The exercise: Count, in the entries, the lines with "JSON". Answer with the number only.
• • • •
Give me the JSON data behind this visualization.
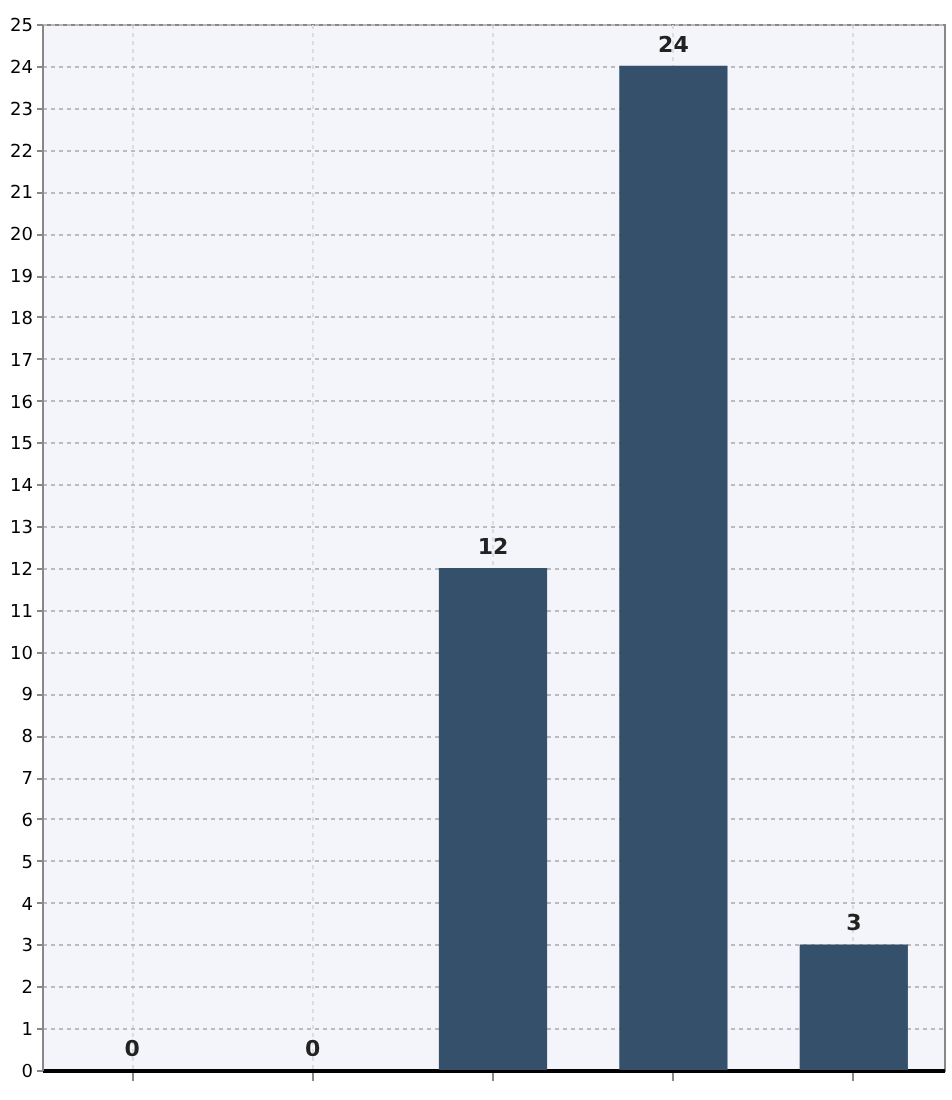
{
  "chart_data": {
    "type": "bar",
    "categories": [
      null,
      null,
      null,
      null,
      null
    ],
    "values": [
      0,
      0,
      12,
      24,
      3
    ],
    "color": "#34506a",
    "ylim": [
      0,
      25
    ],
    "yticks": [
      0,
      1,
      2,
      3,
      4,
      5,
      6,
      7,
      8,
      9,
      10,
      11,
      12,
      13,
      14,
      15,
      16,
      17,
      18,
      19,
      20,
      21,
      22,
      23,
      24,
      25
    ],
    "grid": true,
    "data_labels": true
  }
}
• • • •
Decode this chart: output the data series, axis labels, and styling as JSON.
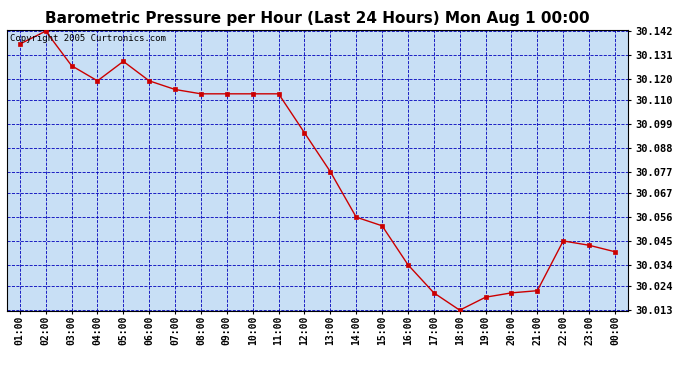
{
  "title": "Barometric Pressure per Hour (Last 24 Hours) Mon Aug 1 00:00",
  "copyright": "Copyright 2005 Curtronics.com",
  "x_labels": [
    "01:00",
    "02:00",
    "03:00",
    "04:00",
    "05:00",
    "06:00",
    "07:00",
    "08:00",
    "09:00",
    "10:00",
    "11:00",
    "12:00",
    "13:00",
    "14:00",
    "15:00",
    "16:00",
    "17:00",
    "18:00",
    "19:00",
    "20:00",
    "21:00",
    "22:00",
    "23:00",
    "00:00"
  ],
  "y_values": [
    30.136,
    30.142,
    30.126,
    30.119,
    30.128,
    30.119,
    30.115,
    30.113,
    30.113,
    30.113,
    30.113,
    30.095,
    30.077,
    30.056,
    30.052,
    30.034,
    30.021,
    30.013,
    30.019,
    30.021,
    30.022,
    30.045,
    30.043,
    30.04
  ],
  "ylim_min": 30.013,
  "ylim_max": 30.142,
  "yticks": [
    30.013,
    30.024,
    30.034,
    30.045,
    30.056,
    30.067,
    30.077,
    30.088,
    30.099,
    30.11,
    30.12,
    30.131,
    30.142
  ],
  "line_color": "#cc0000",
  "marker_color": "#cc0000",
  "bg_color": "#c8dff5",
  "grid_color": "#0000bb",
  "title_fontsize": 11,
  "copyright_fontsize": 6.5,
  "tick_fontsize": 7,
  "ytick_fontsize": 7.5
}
• • • •
Written answer: 2